* CHALLENGE: All of the material below is to be retyped exactly.

---

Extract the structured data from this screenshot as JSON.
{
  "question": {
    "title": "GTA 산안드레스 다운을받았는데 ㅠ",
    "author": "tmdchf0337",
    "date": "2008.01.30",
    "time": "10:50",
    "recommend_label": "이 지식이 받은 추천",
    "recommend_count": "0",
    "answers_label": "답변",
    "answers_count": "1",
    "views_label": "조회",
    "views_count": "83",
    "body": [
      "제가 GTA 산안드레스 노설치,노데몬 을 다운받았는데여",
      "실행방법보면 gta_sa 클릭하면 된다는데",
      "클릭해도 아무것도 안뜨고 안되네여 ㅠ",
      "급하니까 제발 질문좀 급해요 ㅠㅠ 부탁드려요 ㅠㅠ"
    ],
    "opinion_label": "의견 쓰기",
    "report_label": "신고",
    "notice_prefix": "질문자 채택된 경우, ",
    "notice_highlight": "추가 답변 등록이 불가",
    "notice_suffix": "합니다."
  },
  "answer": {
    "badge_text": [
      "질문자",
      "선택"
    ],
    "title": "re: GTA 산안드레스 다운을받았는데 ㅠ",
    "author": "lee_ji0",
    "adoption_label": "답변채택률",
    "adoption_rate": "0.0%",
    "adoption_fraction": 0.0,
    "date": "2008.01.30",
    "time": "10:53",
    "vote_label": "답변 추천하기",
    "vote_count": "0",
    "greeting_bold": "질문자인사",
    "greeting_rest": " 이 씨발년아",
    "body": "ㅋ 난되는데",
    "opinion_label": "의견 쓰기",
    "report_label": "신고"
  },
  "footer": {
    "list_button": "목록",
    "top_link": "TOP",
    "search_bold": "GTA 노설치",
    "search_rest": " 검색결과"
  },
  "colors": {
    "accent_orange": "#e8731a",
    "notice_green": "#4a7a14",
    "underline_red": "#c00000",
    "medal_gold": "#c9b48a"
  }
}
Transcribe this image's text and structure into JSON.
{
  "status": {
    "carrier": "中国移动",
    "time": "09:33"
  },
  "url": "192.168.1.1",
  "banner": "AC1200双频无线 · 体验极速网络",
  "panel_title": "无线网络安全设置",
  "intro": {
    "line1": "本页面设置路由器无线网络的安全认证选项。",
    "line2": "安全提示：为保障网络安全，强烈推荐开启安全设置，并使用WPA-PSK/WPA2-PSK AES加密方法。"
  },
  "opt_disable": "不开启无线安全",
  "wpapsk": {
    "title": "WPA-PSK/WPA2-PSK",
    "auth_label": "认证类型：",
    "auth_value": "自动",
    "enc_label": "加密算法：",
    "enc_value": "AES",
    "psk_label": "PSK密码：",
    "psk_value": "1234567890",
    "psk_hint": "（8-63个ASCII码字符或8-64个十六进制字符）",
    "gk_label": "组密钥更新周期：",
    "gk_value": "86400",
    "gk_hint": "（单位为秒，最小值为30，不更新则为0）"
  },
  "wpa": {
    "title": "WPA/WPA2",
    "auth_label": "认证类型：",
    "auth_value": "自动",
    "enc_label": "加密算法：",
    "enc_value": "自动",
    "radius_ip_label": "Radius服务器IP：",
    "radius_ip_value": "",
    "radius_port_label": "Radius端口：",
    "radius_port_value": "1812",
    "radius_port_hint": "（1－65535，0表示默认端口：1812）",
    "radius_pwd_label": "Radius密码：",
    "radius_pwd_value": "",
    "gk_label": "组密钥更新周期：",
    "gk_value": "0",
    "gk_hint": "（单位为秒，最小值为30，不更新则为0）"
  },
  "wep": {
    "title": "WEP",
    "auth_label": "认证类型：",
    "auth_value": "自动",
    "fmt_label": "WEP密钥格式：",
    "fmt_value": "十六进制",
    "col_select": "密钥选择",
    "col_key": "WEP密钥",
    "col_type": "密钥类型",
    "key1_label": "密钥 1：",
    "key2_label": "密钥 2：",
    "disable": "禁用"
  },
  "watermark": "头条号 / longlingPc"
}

---

* FINISHED EXERCISE:
Extract the structured data from this screenshot as JSON.
{
  "question": {
    "title": "GTA 산안드레스 다운을받았는데 ㅠ",
    "author": "tmdchf0337",
    "date": "2008.01.30",
    "time": "10:50",
    "recommend_label": "이 지식이 받은 추천",
    "recommend_count": "0",
    "answers_label": "답변",
    "answers_count": "1",
    "views_label": "조회",
    "views_count": "83",
    "body": [
      "제가 GTA 산안드레스 노설치,노데몬 을 다운받았는데여",
      "실행방법보면 gta_sa 클릭하면 된다는데",
      "클릭해도 아무것도 안뜨고 안되네여 ㅠ",
      "급하니까 제발 질문좀 급해요 ㅠㅠ 부탁드려요 ㅠㅠ"
    ],
    "opinion_label": "의견 쓰기",
    "report_label": "신고",
    "notice_prefix": "질문자 채택된 경우, ",
    "notice_highlight": "추가 답변 등록이 불가",
    "notice_suffix": "합니다."
  },
  "answer": {
    "badge_text": [
      "질문자",
      "선택"
    ],
    "title": "re: GTA 산안드레스 다운을받았는데 ㅠ",
    "author": "lee_ji0",
    "adoption_label": "답변채택률",
    "adoption_rate": "0.0%",
    "adoption_fraction": 0.0,
    "date": "2008.01.30",
    "time": "10:53",
    "vote_label": "답변 추천하기",
    "vote_count": "0",
    "greeting_bold": "질문자인사",
    "greeting_rest": " 이 씨발년아",
    "body": "ㅋ 난되는데",
    "opinion_label": "의견 쓰기",
    "report_label": "신고"
  },
  "footer": {
    "list_button": "목록",
    "top_link": "TOP",
    "search_bold": "GTA 노설치",
    "search_rest": " 검색결과"
  },
  "colors": {
    "accent_orange": "#e8731a",
    "notice_green": "#4a7a14",
    "underline_red": "#c00000",
    "medal_gold": "#c9b48a"
  }
}
Transcribe this image's text and structure into JSON.
{
  "status": {
    "carrier": "中国移动",
    "time": "09:33"
  },
  "url": "192.168.1.1",
  "banner": "AC1200双频无线 · 体验极速网络",
  "panel_title": "无线网络安全设置",
  "intro": {
    "line1": "本页面设置路由器无线网络的安全认证选项。",
    "line2": "安全提示：为保障网络安全，强烈推荐开启安全设置，并使用WPA-PSK/WPA2-PSK AES加密方法。"
  },
  "opt_disable": "不开启无线安全",
  "wpapsk": {
    "title": "WPA-PSK/WPA2-PSK",
    "auth_label": "认证类型：",
    "auth_value": "自动",
    "enc_label": "加密算法：",
    "enc_value": "AES",
    "psk_label": "PSK密码：",
    "psk_value": "1234567890",
    "psk_hint": "（8-63个ASCII码字符或8-64个十六进制字符）",
    "gk_label": "组密钥更新周期：",
    "gk_value": "86400",
    "gk_hint": "（单位为秒，最小值为30，不更新则为0）"
  },
  "wpa": {
    "title": "WPA/WPA2",
    "auth_label": "认证类型：",
    "auth_value": "自动",
    "enc_label": "加密算法：",
    "enc_value": "自动",
    "radius_ip_label": "Radius服务器IP：",
    "radius_ip_value": "",
    "radius_port_label": "Radius端口：",
    "radius_port_value": "1812",
    "radius_port_hint": "（1－65535，0表示默认端口：1812）",
    "radius_pwd_label": "Radius密码：",
    "radius_pwd_value": "",
    "gk_label": "组密钥更新周期：",
    "gk_value": "0",
    "gk_hint": "（单位为秒，最小值为30，不更新则为0）"
  },
  "wep": {
    "title": "WEP",
    "auth_label": "认证类型：",
    "auth_value": "自动",
    "fmt_label": "WEP密钥格式：",
    "fmt_value": "十六进制",
    "col_select": "密钥选择",
    "col_key": "WEP密钥",
    "col_type": "密钥类型",
    "key1_label": "密钥 1：",
    "key2_label": "密钥 2：",
    "disable": "禁用"
  },
  "watermark": "头条号 / longlingPc"
}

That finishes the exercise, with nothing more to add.